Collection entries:
— BEGIN —

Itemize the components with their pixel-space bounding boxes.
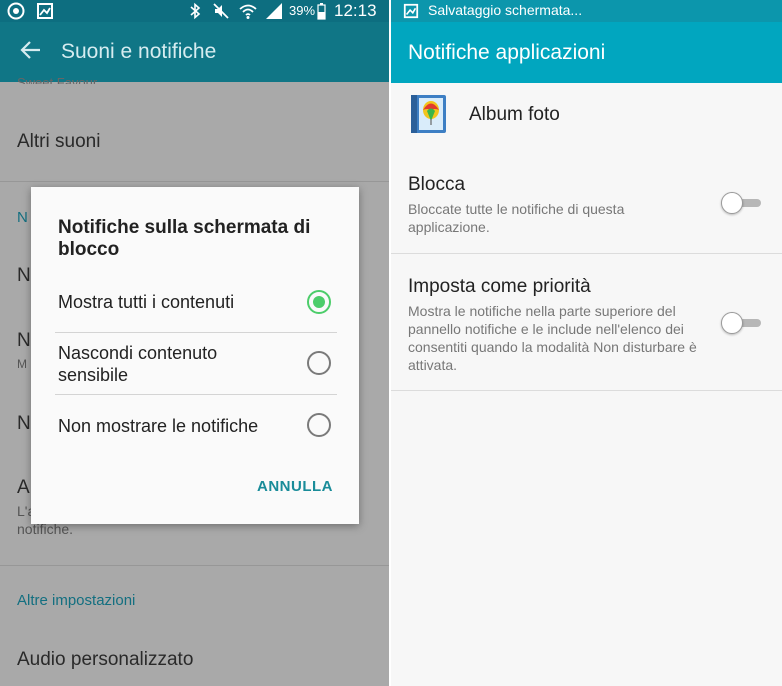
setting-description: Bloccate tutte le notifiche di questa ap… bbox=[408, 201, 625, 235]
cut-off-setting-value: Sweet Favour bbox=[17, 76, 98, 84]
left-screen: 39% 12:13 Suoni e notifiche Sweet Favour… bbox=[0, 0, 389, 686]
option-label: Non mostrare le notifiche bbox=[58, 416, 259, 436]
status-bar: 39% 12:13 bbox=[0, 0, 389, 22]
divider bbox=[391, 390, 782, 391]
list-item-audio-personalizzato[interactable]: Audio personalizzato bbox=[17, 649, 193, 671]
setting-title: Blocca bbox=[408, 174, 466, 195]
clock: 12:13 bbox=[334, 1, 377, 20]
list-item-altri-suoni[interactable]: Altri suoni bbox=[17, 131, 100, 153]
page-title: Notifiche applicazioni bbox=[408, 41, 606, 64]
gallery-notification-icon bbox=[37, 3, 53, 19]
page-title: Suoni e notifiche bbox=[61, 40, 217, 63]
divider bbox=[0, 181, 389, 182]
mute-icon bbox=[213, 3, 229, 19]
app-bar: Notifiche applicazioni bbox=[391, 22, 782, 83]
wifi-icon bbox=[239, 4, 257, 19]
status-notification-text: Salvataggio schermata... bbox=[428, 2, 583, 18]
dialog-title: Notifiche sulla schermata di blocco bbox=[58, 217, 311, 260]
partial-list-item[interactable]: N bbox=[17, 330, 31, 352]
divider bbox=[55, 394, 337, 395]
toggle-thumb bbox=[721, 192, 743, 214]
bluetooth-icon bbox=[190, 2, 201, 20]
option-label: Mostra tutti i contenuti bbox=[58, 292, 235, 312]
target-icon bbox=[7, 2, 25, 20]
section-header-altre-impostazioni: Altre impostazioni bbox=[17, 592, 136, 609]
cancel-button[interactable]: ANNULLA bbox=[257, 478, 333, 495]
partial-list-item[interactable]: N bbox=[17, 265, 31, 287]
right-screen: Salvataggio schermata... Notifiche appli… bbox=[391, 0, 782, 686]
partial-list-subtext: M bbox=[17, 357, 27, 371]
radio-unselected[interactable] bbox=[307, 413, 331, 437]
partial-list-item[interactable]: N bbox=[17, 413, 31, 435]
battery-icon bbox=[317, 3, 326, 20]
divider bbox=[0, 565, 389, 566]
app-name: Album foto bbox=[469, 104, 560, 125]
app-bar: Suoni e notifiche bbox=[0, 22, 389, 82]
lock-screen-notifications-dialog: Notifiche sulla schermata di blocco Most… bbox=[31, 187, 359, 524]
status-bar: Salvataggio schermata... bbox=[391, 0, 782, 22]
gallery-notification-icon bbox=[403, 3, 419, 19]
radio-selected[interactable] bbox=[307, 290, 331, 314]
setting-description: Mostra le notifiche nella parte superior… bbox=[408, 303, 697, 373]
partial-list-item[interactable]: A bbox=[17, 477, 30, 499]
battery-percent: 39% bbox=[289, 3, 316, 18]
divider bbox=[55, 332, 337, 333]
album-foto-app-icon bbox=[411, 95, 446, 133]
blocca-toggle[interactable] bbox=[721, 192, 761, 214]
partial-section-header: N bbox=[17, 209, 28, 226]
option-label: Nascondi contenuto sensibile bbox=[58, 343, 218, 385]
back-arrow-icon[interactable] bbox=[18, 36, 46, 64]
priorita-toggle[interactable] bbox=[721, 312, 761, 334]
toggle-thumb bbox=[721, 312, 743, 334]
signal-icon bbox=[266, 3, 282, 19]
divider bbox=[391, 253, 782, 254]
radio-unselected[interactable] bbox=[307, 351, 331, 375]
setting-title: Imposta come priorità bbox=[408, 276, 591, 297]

— END —

Reproduce the records with every instance of "divider" switched to "separator", keeping everything else the same and omitting the pictures.

◆ **THE RESULT**
Itemize the components with their pixel-space bounding boxes.
setting-description: Bloccate tutte le notifiche di questa ap… bbox=[408, 201, 625, 235]
cut-off-setting-value: Sweet Favour bbox=[17, 76, 98, 84]
left-screen: 39% 12:13 Suoni e notifiche Sweet Favour… bbox=[0, 0, 389, 686]
option-label: Non mostrare le notifiche bbox=[58, 416, 259, 436]
status-bar: 39% 12:13 bbox=[0, 0, 389, 22]
separator bbox=[391, 390, 782, 391]
list-item-audio-personalizzato[interactable]: Audio personalizzato bbox=[17, 649, 193, 671]
setting-title: Blocca bbox=[408, 174, 466, 195]
clock: 12:13 bbox=[334, 1, 377, 20]
list-item-altri-suoni[interactable]: Altri suoni bbox=[17, 131, 100, 153]
page-title: Notifiche applicazioni bbox=[408, 41, 606, 64]
gallery-notification-icon bbox=[37, 3, 53, 19]
page-title: Suoni e notifiche bbox=[61, 40, 217, 63]
separator bbox=[0, 181, 389, 182]
mute-icon bbox=[213, 3, 229, 19]
app-bar: Notifiche applicazioni bbox=[391, 22, 782, 83]
wifi-icon bbox=[239, 4, 257, 19]
status-notification-text: Salvataggio schermata... bbox=[428, 2, 583, 18]
dialog-title: Notifiche sulla schermata di blocco bbox=[58, 217, 311, 260]
partial-list-item[interactable]: N bbox=[17, 330, 31, 352]
separator bbox=[55, 394, 337, 395]
toggle-thumb bbox=[721, 192, 743, 214]
bluetooth-icon bbox=[190, 2, 201, 20]
option-label: Mostra tutti i contenuti bbox=[58, 292, 235, 312]
target-icon bbox=[7, 2, 25, 20]
section-header-altre-impostazioni: Altre impostazioni bbox=[17, 592, 136, 609]
cancel-button[interactable]: ANNULLA bbox=[257, 478, 333, 495]
partial-list-item[interactable]: N bbox=[17, 265, 31, 287]
right-screen: Salvataggio schermata... Notifiche appli… bbox=[391, 0, 782, 686]
partial-list-subtext: M bbox=[17, 357, 27, 371]
radio-unselected[interactable] bbox=[307, 413, 331, 437]
partial-list-item[interactable]: N bbox=[17, 413, 31, 435]
battery-icon bbox=[317, 3, 326, 20]
separator bbox=[0, 565, 389, 566]
app-name: Album foto bbox=[469, 104, 560, 125]
app-bar: Suoni e notifiche bbox=[0, 22, 389, 82]
lock-screen-notifications-dialog: Notifiche sulla schermata di blocco Most… bbox=[31, 187, 359, 524]
status-bar: Salvataggio schermata... bbox=[391, 0, 782, 22]
gallery-notification-icon bbox=[403, 3, 419, 19]
radio-selected[interactable] bbox=[307, 290, 331, 314]
setting-description: Mostra le notifiche nella parte superior… bbox=[408, 303, 697, 373]
partial-list-item[interactable]: A bbox=[17, 477, 30, 499]
battery-percent: 39% bbox=[289, 3, 316, 18]
separator bbox=[55, 332, 337, 333]
album-foto-app-icon bbox=[411, 95, 446, 133]
blocca-toggle[interactable] bbox=[721, 192, 761, 214]
partial-section-header: N bbox=[17, 209, 28, 226]
option-label: Nascondi contenuto sensibile bbox=[58, 343, 218, 385]
back-arrow-icon[interactable] bbox=[18, 36, 46, 64]
priorita-toggle[interactable] bbox=[721, 312, 761, 334]
toggle-thumb bbox=[721, 312, 743, 334]
signal-icon bbox=[266, 3, 282, 19]
separator bbox=[391, 253, 782, 254]
radio-unselected[interactable] bbox=[307, 351, 331, 375]
setting-title: Imposta come priorità bbox=[408, 276, 591, 297]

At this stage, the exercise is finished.